═════ INFORMATION GIVEN ═════
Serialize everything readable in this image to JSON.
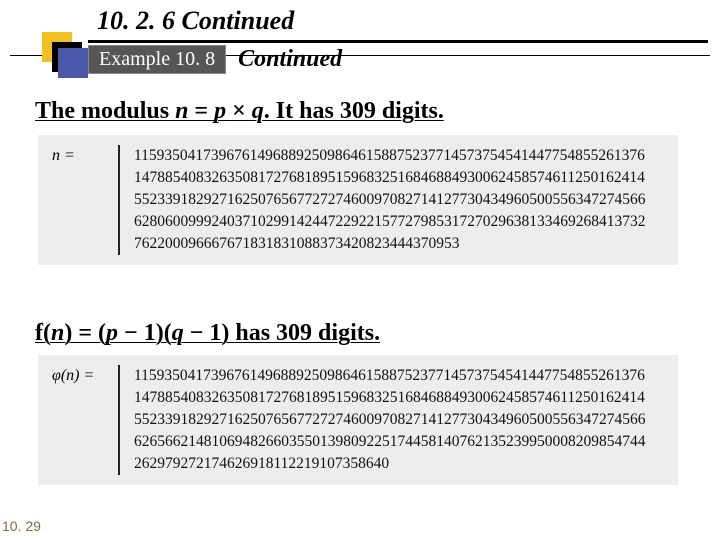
{
  "header": {
    "section": "10. 2. 6  Continued",
    "example_label": "Example 10. 8",
    "example_cont": "Continued"
  },
  "statements": {
    "s1_pre": "The modulus ",
    "s1_var1": "n",
    "s1_mid1": " = ",
    "s1_var2": "p",
    "s1_mid2": " × ",
    "s1_var3": "q",
    "s1_post": ". It has 309 digits.",
    "s2_sym": "f",
    "s2_lp": "(",
    "s2_n": "n",
    "s2_rp": ") = (",
    "s2_p": "p",
    "s2_m1": " − 1)(",
    "s2_q": "q",
    "s2_post": " − 1) has 309 digits."
  },
  "block1": {
    "label": "n =",
    "value": "115935041739676149688925098646158875237714573754541447754855261376147885408326350817276818951596832516846884930062458574611250162414552339182927162507656772727460097082714127730434960500556347274566628060099924037102991424472292215772798531727029638133469268413732762200096667671831831088373420823444370953"
  },
  "block2": {
    "label": "φ(n) =",
    "value": "115935041739676149688925098646158875237714573754541447754855261376147885408326350817276818951596832516846884930062458574611250162414552339182927162507656772727460097082714127730434960500556347274566626566214810694826603550139809225174458140762135239950008209854744262979272174626918112219107358640"
  },
  "pagenum": "10. 29"
}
═════
**TASK REQUIREMENTS:**
In the copy, include no pictures; restate the listing above exactly.

**TASK ANSWER:**
Serialize everything readable in this image to JSON.
{
  "header": {
    "section": "10. 2. 6  Continued",
    "example_label": "Example 10. 8",
    "example_cont": "Continued"
  },
  "statements": {
    "s1_pre": "The modulus ",
    "s1_var1": "n",
    "s1_mid1": " = ",
    "s1_var2": "p",
    "s1_mid2": " × ",
    "s1_var3": "q",
    "s1_post": ". It has 309 digits.",
    "s2_sym": "f",
    "s2_lp": "(",
    "s2_n": "n",
    "s2_rp": ") = (",
    "s2_p": "p",
    "s2_m1": " − 1)(",
    "s2_q": "q",
    "s2_post": " − 1) has 309 digits."
  },
  "block1": {
    "label": "n =",
    "value": "115935041739676149688925098646158875237714573754541447754855261376147885408326350817276818951596832516846884930062458574611250162414552339182927162507656772727460097082714127730434960500556347274566628060099924037102991424472292215772798531727029638133469268413732762200096667671831831088373420823444370953"
  },
  "block2": {
    "label": "φ(n) =",
    "value": "115935041739676149688925098646158875237714573754541447754855261376147885408326350817276818951596832516846884930062458574611250162414552339182927162507656772727460097082714127730434960500556347274566626566214810694826603550139809225174458140762135239950008209854744262979272174626918112219107358640"
  },
  "pagenum": "10. 29"
}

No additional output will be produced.